[Figure collection entries]
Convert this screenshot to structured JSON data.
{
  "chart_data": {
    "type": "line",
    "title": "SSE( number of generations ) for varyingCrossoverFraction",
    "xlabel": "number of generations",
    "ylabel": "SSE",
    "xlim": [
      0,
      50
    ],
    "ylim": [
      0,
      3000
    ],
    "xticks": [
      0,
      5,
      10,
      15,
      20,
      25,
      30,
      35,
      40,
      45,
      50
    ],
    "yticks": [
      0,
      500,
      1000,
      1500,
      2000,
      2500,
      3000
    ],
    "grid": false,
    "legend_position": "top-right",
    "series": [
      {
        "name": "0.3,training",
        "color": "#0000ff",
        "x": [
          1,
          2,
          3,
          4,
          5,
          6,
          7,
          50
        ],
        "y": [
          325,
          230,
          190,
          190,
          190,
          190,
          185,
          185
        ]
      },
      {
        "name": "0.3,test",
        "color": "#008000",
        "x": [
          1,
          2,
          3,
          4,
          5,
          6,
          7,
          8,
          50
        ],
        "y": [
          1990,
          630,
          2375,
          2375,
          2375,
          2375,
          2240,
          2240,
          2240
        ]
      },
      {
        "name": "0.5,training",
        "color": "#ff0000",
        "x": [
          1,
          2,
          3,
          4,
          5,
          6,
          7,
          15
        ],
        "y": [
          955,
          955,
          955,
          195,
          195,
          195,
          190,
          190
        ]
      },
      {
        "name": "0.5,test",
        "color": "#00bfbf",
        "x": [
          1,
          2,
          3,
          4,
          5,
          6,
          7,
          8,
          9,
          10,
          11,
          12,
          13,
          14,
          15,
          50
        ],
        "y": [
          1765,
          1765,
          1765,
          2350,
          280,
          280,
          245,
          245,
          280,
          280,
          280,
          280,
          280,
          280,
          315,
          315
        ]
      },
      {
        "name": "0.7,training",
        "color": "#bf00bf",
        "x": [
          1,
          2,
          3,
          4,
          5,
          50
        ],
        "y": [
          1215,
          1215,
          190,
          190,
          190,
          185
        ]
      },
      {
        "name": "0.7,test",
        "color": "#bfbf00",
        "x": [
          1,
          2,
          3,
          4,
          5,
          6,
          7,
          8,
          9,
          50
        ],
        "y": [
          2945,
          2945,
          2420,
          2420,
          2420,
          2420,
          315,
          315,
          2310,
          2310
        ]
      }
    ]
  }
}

[WHAT YOU ARE ASKED TO DO]: Return only the number of lines in the entries that contain the string "generations".

[FINAL RESULT]: 2